> **Description of the task**
All of the records below need to be copied exactly.

|---|

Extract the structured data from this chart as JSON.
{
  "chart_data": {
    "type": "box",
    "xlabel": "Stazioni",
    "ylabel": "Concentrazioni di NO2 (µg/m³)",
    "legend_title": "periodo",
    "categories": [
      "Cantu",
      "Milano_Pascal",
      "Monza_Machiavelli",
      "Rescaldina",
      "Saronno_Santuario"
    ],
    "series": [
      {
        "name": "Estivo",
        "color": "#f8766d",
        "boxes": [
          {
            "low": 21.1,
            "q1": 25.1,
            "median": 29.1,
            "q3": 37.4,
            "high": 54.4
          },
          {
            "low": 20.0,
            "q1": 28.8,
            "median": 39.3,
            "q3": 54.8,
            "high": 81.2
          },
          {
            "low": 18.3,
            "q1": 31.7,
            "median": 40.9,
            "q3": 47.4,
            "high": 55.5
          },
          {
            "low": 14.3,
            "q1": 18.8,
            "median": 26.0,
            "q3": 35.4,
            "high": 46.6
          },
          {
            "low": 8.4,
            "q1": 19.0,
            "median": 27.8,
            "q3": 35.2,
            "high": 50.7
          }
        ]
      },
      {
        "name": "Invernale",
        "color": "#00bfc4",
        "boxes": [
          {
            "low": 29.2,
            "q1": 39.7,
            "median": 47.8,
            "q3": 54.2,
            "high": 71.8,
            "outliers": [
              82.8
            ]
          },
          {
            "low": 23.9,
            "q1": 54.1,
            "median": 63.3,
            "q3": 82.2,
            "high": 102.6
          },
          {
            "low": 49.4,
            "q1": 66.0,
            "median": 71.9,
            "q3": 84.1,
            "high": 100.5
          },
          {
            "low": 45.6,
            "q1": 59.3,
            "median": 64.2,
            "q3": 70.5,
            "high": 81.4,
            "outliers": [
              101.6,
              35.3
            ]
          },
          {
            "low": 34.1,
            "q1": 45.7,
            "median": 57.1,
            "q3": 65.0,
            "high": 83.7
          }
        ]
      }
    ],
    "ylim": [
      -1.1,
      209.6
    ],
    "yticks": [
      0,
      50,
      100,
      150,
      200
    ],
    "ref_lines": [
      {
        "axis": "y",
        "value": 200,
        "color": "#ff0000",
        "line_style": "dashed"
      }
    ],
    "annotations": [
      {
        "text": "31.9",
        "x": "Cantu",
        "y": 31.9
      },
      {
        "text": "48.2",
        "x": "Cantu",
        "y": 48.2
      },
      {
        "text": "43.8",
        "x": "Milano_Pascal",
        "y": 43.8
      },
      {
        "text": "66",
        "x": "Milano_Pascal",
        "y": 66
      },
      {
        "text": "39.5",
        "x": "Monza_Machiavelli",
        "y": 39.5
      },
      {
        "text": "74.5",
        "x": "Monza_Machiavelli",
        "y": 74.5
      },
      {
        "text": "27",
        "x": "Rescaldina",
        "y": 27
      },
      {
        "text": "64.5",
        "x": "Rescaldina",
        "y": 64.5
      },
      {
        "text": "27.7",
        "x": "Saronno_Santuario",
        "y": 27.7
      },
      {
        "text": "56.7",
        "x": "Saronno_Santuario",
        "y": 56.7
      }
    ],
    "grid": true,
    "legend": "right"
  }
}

|---|

> **Expected output**
Extract the structured data from this chart as JSON.
{
  "chart_data": {
    "type": "box",
    "xlabel": "Stazioni",
    "ylabel": "Concentrazioni di NO2 (µg/m³)",
    "legend_title": "periodo",
    "categories": [
      "Cantu",
      "Milano_Pascal",
      "Monza_Machiavelli",
      "Rescaldina",
      "Saronno_Santuario"
    ],
    "series": [
      {
        "name": "Estivo",
        "color": "#f8766d",
        "boxes": [
          {
            "low": 21.1,
            "q1": 25.1,
            "median": 29.1,
            "q3": 37.4,
            "high": 54.4
          },
          {
            "low": 20.0,
            "q1": 28.8,
            "median": 39.3,
            "q3": 54.8,
            "high": 81.2
          },
          {
            "low": 18.3,
            "q1": 31.7,
            "median": 40.9,
            "q3": 47.4,
            "high": 55.5
          },
          {
            "low": 14.3,
            "q1": 18.8,
            "median": 26.0,
            "q3": 35.4,
            "high": 46.6
          },
          {
            "low": 8.4,
            "q1": 19.0,
            "median": 27.8,
            "q3": 35.2,
            "high": 50.7
          }
        ]
      },
      {
        "name": "Invernale",
        "color": "#00bfc4",
        "boxes": [
          {
            "low": 29.2,
            "q1": 39.7,
            "median": 47.8,
            "q3": 54.2,
            "high": 71.8,
            "outliers": [
              82.8
            ]
          },
          {
            "low": 23.9,
            "q1": 54.1,
            "median": 63.3,
            "q3": 82.2,
            "high": 102.6
          },
          {
            "low": 49.4,
            "q1": 66.0,
            "median": 71.9,
            "q3": 84.1,
            "high": 100.5
          },
          {
            "low": 45.6,
            "q1": 59.3,
            "median": 64.2,
            "q3": 70.5,
            "high": 81.4,
            "outliers": [
              101.6,
              35.3
            ]
          },
          {
            "low": 34.1,
            "q1": 45.7,
            "median": 57.1,
            "q3": 65.0,
            "high": 83.7
          }
        ]
      }
    ],
    "ylim": [
      -1.1,
      209.6
    ],
    "yticks": [
      0,
      50,
      100,
      150,
      200
    ],
    "ref_lines": [
      {
        "axis": "y",
        "value": 200,
        "color": "#ff0000",
        "line_style": "dashed"
      }
    ],
    "annotations": [
      {
        "text": "31.9",
        "x": "Cantu",
        "y": 31.9
      },
      {
        "text": "48.2",
        "x": "Cantu",
        "y": 48.2
      },
      {
        "text": "43.8",
        "x": "Milano_Pascal",
        "y": 43.8
      },
      {
        "text": "66",
        "x": "Milano_Pascal",
        "y": 66
      },
      {
        "text": "39.5",
        "x": "Monza_Machiavelli",
        "y": 39.5
      },
      {
        "text": "74.5",
        "x": "Monza_Machiavelli",
        "y": 74.5
      },
      {
        "text": "27",
        "x": "Rescaldina",
        "y": 27
      },
      {
        "text": "64.5",
        "x": "Rescaldina",
        "y": 64.5
      },
      {
        "text": "27.7",
        "x": "Saronno_Santuario",
        "y": 27.7
      },
      {
        "text": "56.7",
        "x": "Saronno_Santuario",
        "y": 56.7
      }
    ],
    "grid": true,
    "legend": "right"
  }
}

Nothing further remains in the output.